## GIVEN ENTRIES:
□ □ □ □ □ □ □
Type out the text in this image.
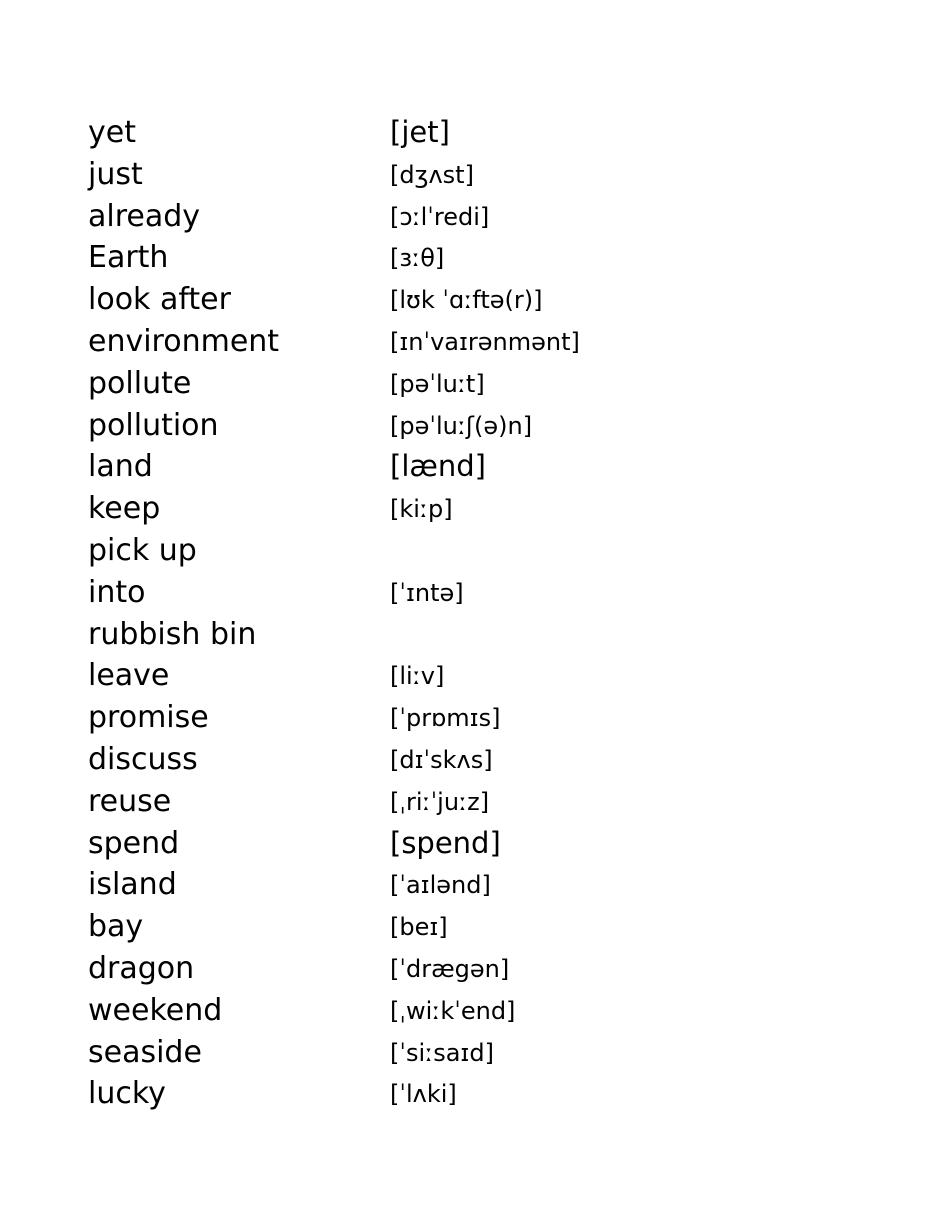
yet	[jet]
just	[dʒʌst]
already	[ɔːlˈredi]
Earth	[ɜːθ]
look after	[lʊk ˈɑːftə(r)]
environment	[ɪnˈvaɪrənmənt]
pollute	[pəˈluːt]
pollution	[pəˈluːʃ(ə)n]
land	[lænd]
keep	[kiːp]
pick up
into	[ˈɪntə]
rubbish bin
leave	[liːv]
promise	[ˈprɒmɪs]
discuss	[dɪˈskʌs]
reuse	[ˌriːˈjuːz]
spend	[spend]
island	[ˈaɪlənd]
bay	[beɪ]
dragon	[ˈdrægən]
weekend	[ˌwiːkˈend]
seaside	[ˈsiːsaɪd]
lucky	[ˈlʌki]
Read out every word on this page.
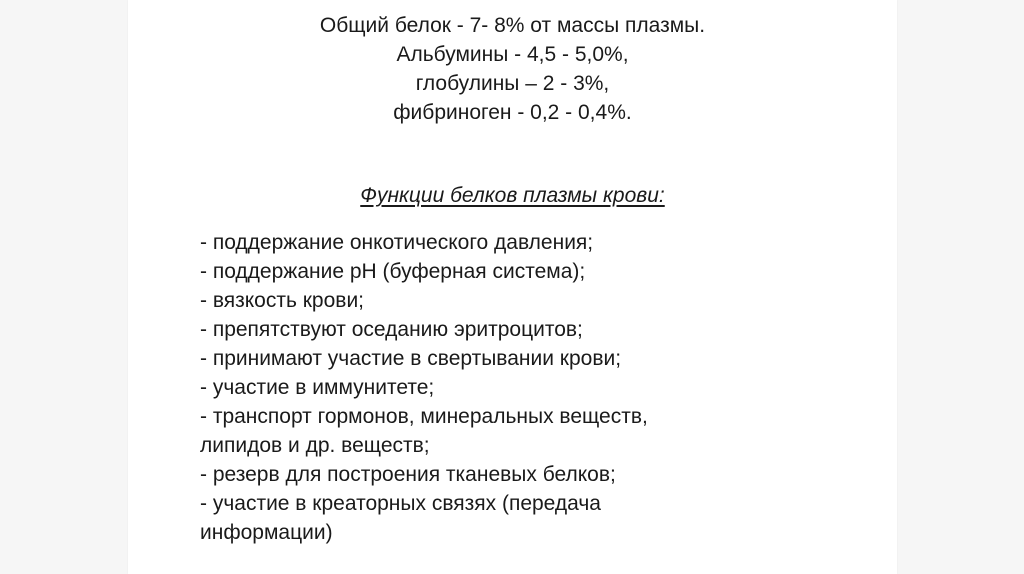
Общий белок - 7- 8% от массы плазмы.
Альбумины - 4,5 - 5,0%,
глобулины – 2 - 3%,
фибриноген - 0,2 - 0,4%.
Функции белков плазмы крови:
- поддержание онкотического давления;
- поддержание pH (буферная система);
- вязкость крови;
- препятствуют оседанию эритроцитов;
- принимают участие в свертывании крови;
- участие в иммунитете;
- транспорт гормонов, минеральных веществ,
липидов и др. веществ;
- резерв для построения тканевых белков;
- участие в креаторных связях (передача
информации)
□ □ □ □ □ □ □
## WHAT THE EXERCISE ASKS:
Give back all entries exactly. No pictures belong in the copy.

## RESULT OF THIS TASK:
Type out the text in this image.
yet	[jet]
just	[dʒʌst]
already	[ɔːlˈredi]
Earth	[ɜːθ]
look after	[lʊk ˈɑːftə(r)]
environment	[ɪnˈvaɪrənmənt]
pollute	[pəˈluːt]
pollution	[pəˈluːʃ(ə)n]
land	[lænd]
keep	[kiːp]
pick up
into	[ˈɪntə]
rubbish bin
leave	[liːv]
promise	[ˈprɒmɪs]
discuss	[dɪˈskʌs]
reuse	[ˌriːˈjuːz]
spend	[spend]
island	[ˈaɪlənd]
bay	[beɪ]
dragon	[ˈdrægən]
weekend	[ˌwiːkˈend]
seaside	[ˈsiːsaɪd]
lucky	[ˈlʌki]
Read out every word on this page.
Общий белок - 7- 8% от массы плазмы.
Альбумины - 4,5 - 5,0%,
глобулины – 2 - 3%,
фибриноген - 0,2 - 0,4%.
Функции белков плазмы крови:
- поддержание онкотического давления;
- поддержание pH (буферная система);
- вязкость крови;
- препятствуют оседанию эритроцитов;
- принимают участие в свертывании крови;
- участие в иммунитете;
- транспорт гормонов, минеральных веществ,
липидов и др. веществ;
- резерв для построения тканевых белков;
- участие в креаторных связях (передача
информации)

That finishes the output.